(Данные разметки макета)
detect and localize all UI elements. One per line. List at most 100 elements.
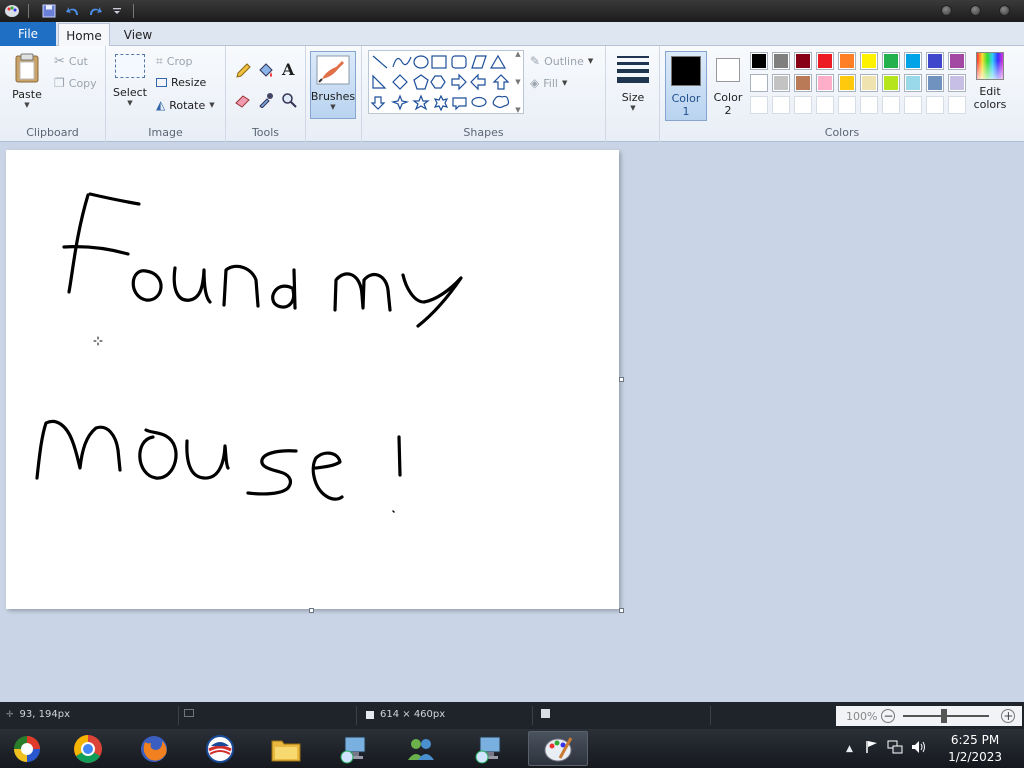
paint-app-icon[interactable]	[4, 3, 20, 19]
taskbar-start-app[interactable]	[0, 731, 54, 766]
taskbar-network-app[interactable]	[391, 731, 451, 766]
zoom-slider[interactable]	[903, 709, 990, 723]
flag-icon[interactable]	[865, 740, 879, 757]
chevron-down-icon: ▼	[209, 101, 215, 109]
zoom-out-icon[interactable]: −	[881, 709, 896, 723]
palette-swatch[interactable]	[926, 52, 944, 70]
palette-swatch[interactable]	[772, 74, 790, 92]
scroll-up-icon[interactable]: ▲	[515, 50, 520, 58]
brushes-button[interactable]: Brushes ▼	[310, 51, 356, 119]
customize-quick-access-icon[interactable]	[109, 3, 125, 19]
taskbar-remote-desktop-1[interactable]	[325, 731, 385, 766]
zoom-slider-thumb[interactable]	[941, 709, 948, 723]
taskbar-app-globe[interactable]	[190, 731, 250, 766]
palette-swatch[interactable]	[904, 74, 922, 92]
resize-handle-corner[interactable]	[619, 608, 624, 613]
tools-group: A Tools	[226, 46, 306, 142]
zoom-in-icon[interactable]: +	[1001, 709, 1016, 723]
globe-app-icon	[206, 734, 234, 763]
palette-swatch[interactable]	[904, 52, 922, 70]
palette-empty-slot[interactable]	[904, 96, 922, 114]
palette-swatch[interactable]	[882, 74, 900, 92]
expand-gallery-icon[interactable]: ▼	[515, 106, 520, 114]
crop-button[interactable]: ⌗ Crop	[156, 54, 192, 69]
color1-button[interactable]: Color 1	[665, 51, 707, 121]
select-button[interactable]: Select ▼	[112, 54, 148, 107]
palette-empty-slot[interactable]	[860, 96, 878, 114]
scroll-down-icon[interactable]: ▼	[515, 78, 520, 86]
eraser-icon[interactable]	[234, 92, 252, 111]
resize-handle-right[interactable]	[619, 377, 624, 382]
magnifier-icon[interactable]	[281, 92, 297, 111]
palette-swatch[interactable]	[948, 52, 966, 70]
text-icon[interactable]: A	[282, 60, 294, 79]
fill-bucket-icon[interactable]	[257, 62, 275, 83]
palette-swatch[interactable]	[948, 74, 966, 92]
shapes-gallery[interactable]	[368, 50, 524, 114]
taskbar-firefox[interactable]	[124, 731, 184, 766]
pencil-icon[interactable]	[234, 62, 252, 83]
paste-button[interactable]: Paste ▼	[8, 52, 46, 109]
fill-button[interactable]: ◈ Fill ▼	[530, 76, 567, 90]
palette-swatch[interactable]	[860, 74, 878, 92]
redo-icon[interactable]	[87, 3, 103, 19]
palette-empty-slot[interactable]	[750, 96, 768, 114]
palette-empty-slot[interactable]	[816, 96, 834, 114]
paint-brush-icon	[316, 55, 350, 88]
palette-swatch[interactable]	[838, 74, 856, 92]
volume-icon[interactable]	[911, 740, 927, 757]
color-picker-icon[interactable]	[258, 92, 274, 111]
computer-icon	[340, 736, 366, 763]
palette-empty-slot[interactable]	[838, 96, 856, 114]
minimize-button[interactable]	[941, 5, 952, 16]
copy-button[interactable]: ❐ Copy	[54, 76, 97, 90]
palette-swatch[interactable]	[794, 74, 812, 92]
tab-home[interactable]: Home	[58, 23, 110, 47]
cut-button[interactable]: ✂ Cut	[54, 54, 88, 69]
palette-swatch[interactable]	[860, 52, 878, 70]
taskbar-paint[interactable]	[528, 731, 588, 766]
taskbar-chrome[interactable]	[58, 731, 118, 766]
taskbar-file-explorer[interactable]	[256, 731, 316, 766]
save-icon[interactable]	[41, 3, 57, 19]
resize-handle-bottom[interactable]	[309, 608, 314, 613]
palette-empty-slot[interactable]	[926, 96, 944, 114]
drawing-canvas[interactable]	[6, 150, 619, 609]
palette-swatch[interactable]	[882, 52, 900, 70]
close-button[interactable]	[999, 5, 1010, 16]
cursor-position: ✛ 93, 194px	[6, 709, 70, 720]
palette-empty-slot[interactable]	[772, 96, 790, 114]
shapes-scrollbar[interactable]: ▲ ▼ ▼	[512, 50, 524, 114]
resize-button[interactable]: Resize	[156, 76, 206, 89]
canvas-size-icon	[366, 710, 374, 719]
clock-date: 1/2/2023	[948, 750, 1002, 764]
palette-swatch[interactable]	[816, 52, 834, 70]
taskbar-remote-desktop-2[interactable]	[460, 731, 520, 766]
maximize-button[interactable]	[970, 5, 981, 16]
palette-swatch[interactable]	[772, 52, 790, 70]
taskbar-clock[interactable]: 6:25 PM 1/2/2023	[948, 732, 1002, 766]
tab-file[interactable]: File	[0, 22, 56, 46]
color1-number: 1	[682, 105, 690, 118]
chrome-icon	[74, 734, 102, 763]
color2-button[interactable]: Color 2	[710, 51, 746, 121]
palette-empty-slot[interactable]	[948, 96, 966, 114]
palette-swatch[interactable]	[838, 52, 856, 70]
outline-button[interactable]: ✎ Outline ▼	[530, 54, 593, 68]
shapes-group-label: Shapes	[463, 126, 504, 139]
palette-swatch[interactable]	[794, 52, 812, 70]
edit-colors-button[interactable]: Edit colors	[972, 52, 1008, 111]
palette-swatch[interactable]	[750, 74, 768, 92]
palette-empty-slot[interactable]	[794, 96, 812, 114]
network-icon[interactable]	[887, 740, 903, 757]
rotate-button[interactable]: ◭ Rotate ▼	[156, 98, 215, 112]
palette-swatch[interactable]	[816, 74, 834, 92]
show-hidden-icons-icon[interactable]: ▲	[846, 744, 853, 754]
undo-icon[interactable]	[65, 3, 81, 19]
size-button[interactable]: Size ▼	[614, 54, 652, 112]
select-label: Select	[113, 86, 147, 99]
palette-swatch[interactable]	[750, 52, 768, 70]
palette-swatch[interactable]	[926, 74, 944, 92]
tab-view[interactable]: View	[114, 23, 162, 47]
palette-empty-slot[interactable]	[882, 96, 900, 114]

Требования задачи >> Пожалуйста, извлеките из записей все строки, где встречается слово «Select».

Правильный ответ >>
select-button[interactable]: Select ▼	[112, 54, 148, 107]
select-label: Select	[113, 86, 147, 99]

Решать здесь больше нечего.